- _Given task_
Extract the full listing below without altering a single character.

- _Data listing_
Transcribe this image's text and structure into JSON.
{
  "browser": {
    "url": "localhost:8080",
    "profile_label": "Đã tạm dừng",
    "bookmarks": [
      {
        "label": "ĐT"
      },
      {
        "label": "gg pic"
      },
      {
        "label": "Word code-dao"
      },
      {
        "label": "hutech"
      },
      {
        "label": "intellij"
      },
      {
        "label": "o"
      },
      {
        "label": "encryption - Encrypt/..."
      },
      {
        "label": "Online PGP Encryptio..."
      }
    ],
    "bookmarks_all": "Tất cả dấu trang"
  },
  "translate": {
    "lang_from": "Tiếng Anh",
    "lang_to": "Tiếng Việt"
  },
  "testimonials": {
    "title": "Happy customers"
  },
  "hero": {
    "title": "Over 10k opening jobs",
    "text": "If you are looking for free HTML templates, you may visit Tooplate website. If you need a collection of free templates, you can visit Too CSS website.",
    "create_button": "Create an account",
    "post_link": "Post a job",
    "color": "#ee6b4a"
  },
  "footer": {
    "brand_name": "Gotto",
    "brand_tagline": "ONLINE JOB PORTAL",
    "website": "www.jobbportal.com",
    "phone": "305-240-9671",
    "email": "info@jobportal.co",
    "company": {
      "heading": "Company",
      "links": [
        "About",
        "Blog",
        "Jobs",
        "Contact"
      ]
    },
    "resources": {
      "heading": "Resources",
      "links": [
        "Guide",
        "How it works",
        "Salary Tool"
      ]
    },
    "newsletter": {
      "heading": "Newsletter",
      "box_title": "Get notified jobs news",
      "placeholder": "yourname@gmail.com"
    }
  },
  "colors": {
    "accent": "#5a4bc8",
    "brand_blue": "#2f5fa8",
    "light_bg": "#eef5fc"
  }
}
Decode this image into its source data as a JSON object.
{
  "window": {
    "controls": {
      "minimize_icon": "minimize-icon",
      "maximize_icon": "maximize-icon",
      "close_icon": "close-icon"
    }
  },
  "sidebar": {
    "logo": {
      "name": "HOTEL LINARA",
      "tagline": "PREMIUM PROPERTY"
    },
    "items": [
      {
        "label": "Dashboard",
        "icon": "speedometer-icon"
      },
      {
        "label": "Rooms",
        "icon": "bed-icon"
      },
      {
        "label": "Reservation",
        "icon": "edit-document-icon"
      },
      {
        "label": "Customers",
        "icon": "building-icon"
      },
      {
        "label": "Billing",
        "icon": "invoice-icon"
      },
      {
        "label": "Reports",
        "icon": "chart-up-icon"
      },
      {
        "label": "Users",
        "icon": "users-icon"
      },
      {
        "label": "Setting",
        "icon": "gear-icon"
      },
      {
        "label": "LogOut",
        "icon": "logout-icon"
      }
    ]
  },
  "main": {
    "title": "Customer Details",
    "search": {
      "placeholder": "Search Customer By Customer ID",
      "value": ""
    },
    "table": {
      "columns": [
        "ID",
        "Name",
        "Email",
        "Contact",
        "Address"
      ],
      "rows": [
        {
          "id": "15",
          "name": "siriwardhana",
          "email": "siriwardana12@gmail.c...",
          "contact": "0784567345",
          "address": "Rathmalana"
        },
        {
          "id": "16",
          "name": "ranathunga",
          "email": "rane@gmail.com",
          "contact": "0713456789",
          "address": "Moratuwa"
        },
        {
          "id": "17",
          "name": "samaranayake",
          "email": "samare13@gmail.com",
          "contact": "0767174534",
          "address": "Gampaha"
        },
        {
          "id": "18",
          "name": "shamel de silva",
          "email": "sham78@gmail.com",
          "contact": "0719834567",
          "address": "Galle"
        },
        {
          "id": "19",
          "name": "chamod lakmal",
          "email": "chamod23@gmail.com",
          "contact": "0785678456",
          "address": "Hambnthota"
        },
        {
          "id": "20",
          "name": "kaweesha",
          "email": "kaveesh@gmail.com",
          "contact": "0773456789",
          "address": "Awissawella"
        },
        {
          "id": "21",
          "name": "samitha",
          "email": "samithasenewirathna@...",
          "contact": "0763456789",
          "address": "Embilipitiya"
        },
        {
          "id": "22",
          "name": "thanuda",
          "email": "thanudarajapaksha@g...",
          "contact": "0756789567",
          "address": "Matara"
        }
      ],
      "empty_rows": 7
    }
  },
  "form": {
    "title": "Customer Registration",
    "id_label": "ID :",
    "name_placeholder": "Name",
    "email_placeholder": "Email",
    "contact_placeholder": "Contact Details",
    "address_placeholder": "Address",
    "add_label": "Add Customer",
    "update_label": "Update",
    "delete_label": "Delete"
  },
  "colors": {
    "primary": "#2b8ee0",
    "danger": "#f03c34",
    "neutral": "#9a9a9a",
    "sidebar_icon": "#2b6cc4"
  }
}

- _Written response_
Transcribe this image's text and structure into JSON.
{
  "browser": {
    "url": "localhost:8080",
    "profile_label": "Đã tạm dừng",
    "bookmarks": [
      {
        "label": "ĐT"
      },
      {
        "label": "gg pic"
      },
      {
        "label": "Word code-dao"
      },
      {
        "label": "hutech"
      },
      {
        "label": "intellij"
      },
      {
        "label": "o"
      },
      {
        "label": "encryption - Encrypt/..."
      },
      {
        "label": "Online PGP Encryptio..."
      }
    ],
    "bookmarks_all": "Tất cả dấu trang"
  },
  "translate": {
    "lang_from": "Tiếng Anh",
    "lang_to": "Tiếng Việt"
  },
  "testimonials": {
    "title": "Happy customers"
  },
  "hero": {
    "title": "Over 10k opening jobs",
    "text": "If you are looking for free HTML templates, you may visit Tooplate website. If you need a collection of free templates, you can visit Too CSS website.",
    "create_button": "Create an account",
    "post_link": "Post a job",
    "color": "#ee6b4a"
  },
  "footer": {
    "brand_name": "Gotto",
    "brand_tagline": "ONLINE JOB PORTAL",
    "website": "www.jobbportal.com",
    "phone": "305-240-9671",
    "email": "info@jobportal.co",
    "company": {
      "heading": "Company",
      "links": [
        "About",
        "Blog",
        "Jobs",
        "Contact"
      ]
    },
    "resources": {
      "heading": "Resources",
      "links": [
        "Guide",
        "How it works",
        "Salary Tool"
      ]
    },
    "newsletter": {
      "heading": "Newsletter",
      "box_title": "Get notified jobs news",
      "placeholder": "yourname@gmail.com"
    }
  },
  "colors": {
    "accent": "#5a4bc8",
    "brand_blue": "#2f5fa8",
    "light_bg": "#eef5fc"
  }
}
Decode this image into its source data as a JSON object.
{
  "window": {
    "controls": {
      "minimize_icon": "minimize-icon",
      "maximize_icon": "maximize-icon",
      "close_icon": "close-icon"
    }
  },
  "sidebar": {
    "logo": {
      "name": "HOTEL LINARA",
      "tagline": "PREMIUM PROPERTY"
    },
    "items": [
      {
        "label": "Dashboard",
        "icon": "speedometer-icon"
      },
      {
        "label": "Rooms",
        "icon": "bed-icon"
      },
      {
        "label": "Reservation",
        "icon": "edit-document-icon"
      },
      {
        "label": "Customers",
        "icon": "building-icon"
      },
      {
        "label": "Billing",
        "icon": "invoice-icon"
      },
      {
        "label": "Reports",
        "icon": "chart-up-icon"
      },
      {
        "label": "Users",
        "icon": "users-icon"
      },
      {
        "label": "Setting",
        "icon": "gear-icon"
      },
      {
        "label": "LogOut",
        "icon": "logout-icon"
      }
    ]
  },
  "main": {
    "title": "Customer Details",
    "search": {
      "placeholder": "Search Customer By Customer ID",
      "value": ""
    },
    "table": {
      "columns": [
        "ID",
        "Name",
        "Email",
        "Contact",
        "Address"
      ],
      "rows": [
        {
          "id": "15",
          "name": "siriwardhana",
          "email": "siriwardana12@gmail.c...",
          "contact": "0784567345",
          "address": "Rathmalana"
        },
        {
          "id": "16",
          "name": "ranathunga",
          "email": "rane@gmail.com",
          "contact": "0713456789",
          "address": "Moratuwa"
        },
        {
          "id": "17",
          "name": "samaranayake",
          "email": "samare13@gmail.com",
          "contact": "0767174534",
          "address": "Gampaha"
        },
        {
          "id": "18",
          "name": "shamel de silva",
          "email": "sham78@gmail.com",
          "contact": "0719834567",
          "address": "Galle"
        },
        {
          "id": "19",
          "name": "chamod lakmal",
          "email": "chamod23@gmail.com",
          "contact": "0785678456",
          "address": "Hambnthota"
        },
        {
          "id": "20",
          "name": "kaweesha",
          "email": "kaveesh@gmail.com",
          "contact": "0773456789",
          "address": "Awissawella"
        },
        {
          "id": "21",
          "name": "samitha",
          "email": "samithasenewirathna@...",
          "contact": "0763456789",
          "address": "Embilipitiya"
        },
        {
          "id": "22",
          "name": "thanuda",
          "email": "thanudarajapaksha@g...",
          "contact": "0756789567",
          "address": "Matara"
        }
      ],
      "empty_rows": 7
    }
  },
  "form": {
    "title": "Customer Registration",
    "id_label": "ID :",
    "name_placeholder": "Name",
    "email_placeholder": "Email",
    "contact_placeholder": "Contact Details",
    "address_placeholder": "Address",
    "add_label": "Add Customer",
    "update_label": "Update",
    "delete_label": "Delete"
  },
  "colors": {
    "primary": "#2b8ee0",
    "danger": "#f03c34",
    "neutral": "#9a9a9a",
    "sidebar_icon": "#2b6cc4"
  }
}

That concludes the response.